*Exercise brief*: List all lines of the data containing the word "Speech".

*Data rows*:
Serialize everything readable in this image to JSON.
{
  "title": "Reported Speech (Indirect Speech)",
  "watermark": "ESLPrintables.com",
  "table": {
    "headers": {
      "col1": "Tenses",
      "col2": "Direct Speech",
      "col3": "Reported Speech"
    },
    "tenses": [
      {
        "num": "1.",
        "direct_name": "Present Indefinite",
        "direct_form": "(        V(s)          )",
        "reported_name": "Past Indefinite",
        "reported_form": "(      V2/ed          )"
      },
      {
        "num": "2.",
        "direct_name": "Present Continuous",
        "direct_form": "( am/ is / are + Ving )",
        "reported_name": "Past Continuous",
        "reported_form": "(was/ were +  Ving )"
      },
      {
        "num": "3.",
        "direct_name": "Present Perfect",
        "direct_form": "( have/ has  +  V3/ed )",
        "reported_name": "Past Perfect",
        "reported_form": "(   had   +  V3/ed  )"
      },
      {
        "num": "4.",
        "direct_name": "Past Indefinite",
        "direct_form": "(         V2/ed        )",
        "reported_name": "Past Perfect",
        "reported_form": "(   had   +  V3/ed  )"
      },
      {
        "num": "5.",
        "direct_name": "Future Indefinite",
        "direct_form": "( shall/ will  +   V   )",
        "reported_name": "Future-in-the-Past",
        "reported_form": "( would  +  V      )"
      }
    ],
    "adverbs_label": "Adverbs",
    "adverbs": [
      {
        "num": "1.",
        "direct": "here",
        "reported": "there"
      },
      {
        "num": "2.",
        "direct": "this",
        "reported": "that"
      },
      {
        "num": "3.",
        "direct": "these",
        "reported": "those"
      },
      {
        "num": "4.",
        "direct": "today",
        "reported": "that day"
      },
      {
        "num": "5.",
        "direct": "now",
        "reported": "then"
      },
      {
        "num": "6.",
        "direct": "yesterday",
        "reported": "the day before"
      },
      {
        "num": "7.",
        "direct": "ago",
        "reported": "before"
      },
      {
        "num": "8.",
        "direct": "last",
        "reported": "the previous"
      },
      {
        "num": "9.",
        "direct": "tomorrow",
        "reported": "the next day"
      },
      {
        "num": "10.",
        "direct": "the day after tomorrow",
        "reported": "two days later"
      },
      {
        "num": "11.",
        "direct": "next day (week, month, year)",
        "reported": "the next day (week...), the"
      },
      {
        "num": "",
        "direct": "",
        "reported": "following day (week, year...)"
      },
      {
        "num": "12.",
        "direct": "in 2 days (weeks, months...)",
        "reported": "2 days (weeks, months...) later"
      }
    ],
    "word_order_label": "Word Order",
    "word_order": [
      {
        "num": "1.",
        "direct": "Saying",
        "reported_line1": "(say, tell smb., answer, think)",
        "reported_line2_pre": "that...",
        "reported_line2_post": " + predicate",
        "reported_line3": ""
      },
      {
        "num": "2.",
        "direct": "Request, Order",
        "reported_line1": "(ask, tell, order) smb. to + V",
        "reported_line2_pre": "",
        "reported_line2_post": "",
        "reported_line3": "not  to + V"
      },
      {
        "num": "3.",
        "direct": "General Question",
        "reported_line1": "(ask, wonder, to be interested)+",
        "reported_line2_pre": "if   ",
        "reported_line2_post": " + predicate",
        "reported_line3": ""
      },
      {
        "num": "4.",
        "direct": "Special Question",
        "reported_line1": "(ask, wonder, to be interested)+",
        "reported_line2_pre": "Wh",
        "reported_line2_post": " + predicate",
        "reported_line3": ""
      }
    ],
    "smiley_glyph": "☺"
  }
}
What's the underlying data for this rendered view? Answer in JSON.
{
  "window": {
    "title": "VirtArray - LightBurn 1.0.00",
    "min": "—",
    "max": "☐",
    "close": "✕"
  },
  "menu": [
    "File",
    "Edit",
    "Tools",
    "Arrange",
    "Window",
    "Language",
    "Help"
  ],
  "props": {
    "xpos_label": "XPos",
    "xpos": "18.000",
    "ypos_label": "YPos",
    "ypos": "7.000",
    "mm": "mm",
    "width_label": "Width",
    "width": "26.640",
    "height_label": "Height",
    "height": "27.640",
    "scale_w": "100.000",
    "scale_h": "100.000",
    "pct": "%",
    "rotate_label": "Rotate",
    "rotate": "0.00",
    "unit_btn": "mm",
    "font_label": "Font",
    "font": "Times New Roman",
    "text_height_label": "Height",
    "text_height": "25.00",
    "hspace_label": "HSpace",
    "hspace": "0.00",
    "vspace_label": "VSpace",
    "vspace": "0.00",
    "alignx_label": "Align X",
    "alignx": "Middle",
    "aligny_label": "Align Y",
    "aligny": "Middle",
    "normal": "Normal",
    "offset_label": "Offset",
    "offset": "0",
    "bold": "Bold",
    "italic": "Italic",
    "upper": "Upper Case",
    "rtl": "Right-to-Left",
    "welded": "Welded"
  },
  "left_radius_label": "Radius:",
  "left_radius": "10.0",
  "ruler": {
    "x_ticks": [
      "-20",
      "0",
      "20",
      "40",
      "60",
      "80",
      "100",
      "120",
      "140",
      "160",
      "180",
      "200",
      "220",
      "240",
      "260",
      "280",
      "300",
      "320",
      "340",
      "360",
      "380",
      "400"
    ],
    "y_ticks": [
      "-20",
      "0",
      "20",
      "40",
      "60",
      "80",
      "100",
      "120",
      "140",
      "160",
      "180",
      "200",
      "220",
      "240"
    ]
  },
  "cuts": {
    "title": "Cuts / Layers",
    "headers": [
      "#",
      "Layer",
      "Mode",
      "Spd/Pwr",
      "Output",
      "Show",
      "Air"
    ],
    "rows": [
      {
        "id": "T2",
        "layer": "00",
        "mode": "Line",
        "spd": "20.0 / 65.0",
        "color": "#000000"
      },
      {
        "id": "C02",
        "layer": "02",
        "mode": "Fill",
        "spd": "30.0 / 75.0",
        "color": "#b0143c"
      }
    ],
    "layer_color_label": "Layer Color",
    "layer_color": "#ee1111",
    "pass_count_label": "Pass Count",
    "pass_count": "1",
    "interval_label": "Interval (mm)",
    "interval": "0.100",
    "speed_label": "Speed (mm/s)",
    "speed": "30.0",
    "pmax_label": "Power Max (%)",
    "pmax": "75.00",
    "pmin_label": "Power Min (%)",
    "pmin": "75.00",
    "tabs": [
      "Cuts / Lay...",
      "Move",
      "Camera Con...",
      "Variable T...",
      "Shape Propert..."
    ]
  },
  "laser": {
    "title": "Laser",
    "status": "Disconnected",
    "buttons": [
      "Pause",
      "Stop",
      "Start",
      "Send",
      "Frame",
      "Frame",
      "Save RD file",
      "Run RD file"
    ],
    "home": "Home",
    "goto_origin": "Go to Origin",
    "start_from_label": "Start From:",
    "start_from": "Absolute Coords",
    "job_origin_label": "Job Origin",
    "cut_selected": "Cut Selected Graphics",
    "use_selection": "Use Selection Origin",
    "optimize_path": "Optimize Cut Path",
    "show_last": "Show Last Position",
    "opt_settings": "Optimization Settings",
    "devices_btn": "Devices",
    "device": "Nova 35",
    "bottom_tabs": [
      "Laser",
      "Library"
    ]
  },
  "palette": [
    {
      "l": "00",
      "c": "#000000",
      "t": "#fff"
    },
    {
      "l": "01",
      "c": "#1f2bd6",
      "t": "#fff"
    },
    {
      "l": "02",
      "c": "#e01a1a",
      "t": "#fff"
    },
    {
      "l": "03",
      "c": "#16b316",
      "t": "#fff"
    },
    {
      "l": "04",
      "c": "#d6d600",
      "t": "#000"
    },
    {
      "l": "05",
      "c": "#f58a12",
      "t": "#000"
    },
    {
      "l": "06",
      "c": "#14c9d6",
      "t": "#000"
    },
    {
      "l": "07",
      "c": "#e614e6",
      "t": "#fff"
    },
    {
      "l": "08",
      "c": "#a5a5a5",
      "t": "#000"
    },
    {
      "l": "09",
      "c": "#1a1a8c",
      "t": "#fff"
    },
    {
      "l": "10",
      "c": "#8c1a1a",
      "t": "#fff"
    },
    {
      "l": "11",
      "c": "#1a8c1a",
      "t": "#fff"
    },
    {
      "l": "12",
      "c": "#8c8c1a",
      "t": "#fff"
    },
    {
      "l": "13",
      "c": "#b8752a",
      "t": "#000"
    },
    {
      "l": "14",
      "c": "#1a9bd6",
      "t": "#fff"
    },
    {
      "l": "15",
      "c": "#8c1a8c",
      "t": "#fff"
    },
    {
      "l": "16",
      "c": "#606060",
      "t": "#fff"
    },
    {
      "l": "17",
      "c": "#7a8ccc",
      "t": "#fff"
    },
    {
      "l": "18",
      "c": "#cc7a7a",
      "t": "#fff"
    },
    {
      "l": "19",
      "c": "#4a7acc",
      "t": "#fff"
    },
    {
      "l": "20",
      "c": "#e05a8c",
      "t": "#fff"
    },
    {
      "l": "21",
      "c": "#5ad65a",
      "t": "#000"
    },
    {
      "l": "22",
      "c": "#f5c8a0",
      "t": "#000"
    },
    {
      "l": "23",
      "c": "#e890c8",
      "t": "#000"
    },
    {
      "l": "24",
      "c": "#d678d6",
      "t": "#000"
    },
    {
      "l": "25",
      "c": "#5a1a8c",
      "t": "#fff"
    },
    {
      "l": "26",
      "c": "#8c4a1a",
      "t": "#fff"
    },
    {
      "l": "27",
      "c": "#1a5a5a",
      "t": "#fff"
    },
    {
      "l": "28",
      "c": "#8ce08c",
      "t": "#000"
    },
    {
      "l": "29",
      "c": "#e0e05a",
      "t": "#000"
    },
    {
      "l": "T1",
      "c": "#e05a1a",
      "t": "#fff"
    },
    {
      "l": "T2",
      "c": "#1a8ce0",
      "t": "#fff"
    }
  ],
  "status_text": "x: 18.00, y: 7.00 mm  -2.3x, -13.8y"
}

*Answer for the task*:
  "title": "Reported Speech (Indirect Speech)",
      "col2": "Direct Speech",
      "col3": "Reported Speech"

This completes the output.